SHORT PROBLEM: Where a line contains the word "Bertempat", copy that line.

SUPPLIED INFORMATION:
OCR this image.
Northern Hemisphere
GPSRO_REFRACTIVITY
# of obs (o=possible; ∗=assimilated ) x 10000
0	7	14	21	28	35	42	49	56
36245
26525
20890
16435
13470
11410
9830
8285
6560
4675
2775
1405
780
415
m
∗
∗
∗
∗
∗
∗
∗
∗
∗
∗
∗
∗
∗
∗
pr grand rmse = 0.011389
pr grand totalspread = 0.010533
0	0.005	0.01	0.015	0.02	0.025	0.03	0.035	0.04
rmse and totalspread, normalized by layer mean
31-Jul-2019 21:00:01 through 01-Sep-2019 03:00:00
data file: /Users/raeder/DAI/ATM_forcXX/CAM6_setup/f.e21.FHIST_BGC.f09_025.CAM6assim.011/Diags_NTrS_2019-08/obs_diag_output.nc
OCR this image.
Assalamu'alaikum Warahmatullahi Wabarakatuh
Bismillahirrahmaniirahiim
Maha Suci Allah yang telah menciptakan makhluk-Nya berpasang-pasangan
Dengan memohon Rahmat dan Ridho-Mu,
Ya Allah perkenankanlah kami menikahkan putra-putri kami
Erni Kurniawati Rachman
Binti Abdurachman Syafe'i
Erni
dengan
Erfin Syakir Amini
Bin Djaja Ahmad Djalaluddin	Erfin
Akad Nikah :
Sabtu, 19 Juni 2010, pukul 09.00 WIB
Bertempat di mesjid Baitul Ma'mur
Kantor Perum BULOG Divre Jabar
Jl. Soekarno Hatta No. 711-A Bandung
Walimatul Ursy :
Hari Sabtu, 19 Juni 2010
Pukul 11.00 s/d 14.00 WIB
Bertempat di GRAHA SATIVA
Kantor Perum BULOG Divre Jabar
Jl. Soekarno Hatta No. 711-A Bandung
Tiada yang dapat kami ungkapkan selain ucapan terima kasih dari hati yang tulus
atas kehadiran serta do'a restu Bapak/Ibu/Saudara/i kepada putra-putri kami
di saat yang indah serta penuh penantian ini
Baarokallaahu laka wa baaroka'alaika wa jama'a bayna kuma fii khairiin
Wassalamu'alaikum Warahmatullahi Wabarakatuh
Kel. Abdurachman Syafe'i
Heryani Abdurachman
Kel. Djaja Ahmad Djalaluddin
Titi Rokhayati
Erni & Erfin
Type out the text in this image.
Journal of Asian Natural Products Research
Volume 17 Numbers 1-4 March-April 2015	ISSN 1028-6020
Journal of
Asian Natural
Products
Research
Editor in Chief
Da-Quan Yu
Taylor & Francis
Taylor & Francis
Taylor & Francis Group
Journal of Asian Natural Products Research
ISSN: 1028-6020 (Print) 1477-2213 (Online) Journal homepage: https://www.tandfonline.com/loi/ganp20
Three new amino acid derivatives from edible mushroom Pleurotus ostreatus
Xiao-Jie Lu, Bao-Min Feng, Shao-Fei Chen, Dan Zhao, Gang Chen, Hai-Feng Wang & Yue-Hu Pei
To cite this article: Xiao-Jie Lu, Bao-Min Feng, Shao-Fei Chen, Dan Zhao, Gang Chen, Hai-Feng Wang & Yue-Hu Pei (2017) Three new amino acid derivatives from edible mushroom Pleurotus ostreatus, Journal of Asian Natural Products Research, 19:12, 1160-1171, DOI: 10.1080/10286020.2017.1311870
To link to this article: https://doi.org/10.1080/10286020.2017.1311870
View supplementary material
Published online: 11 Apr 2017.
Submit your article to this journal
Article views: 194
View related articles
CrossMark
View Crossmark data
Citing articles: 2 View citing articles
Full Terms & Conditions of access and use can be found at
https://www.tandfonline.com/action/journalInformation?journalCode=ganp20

REPLY TO THE EXERCISE:
Bertempat di mesjid Baitul Ma'mur
Bertempat di GRAHA SATIVA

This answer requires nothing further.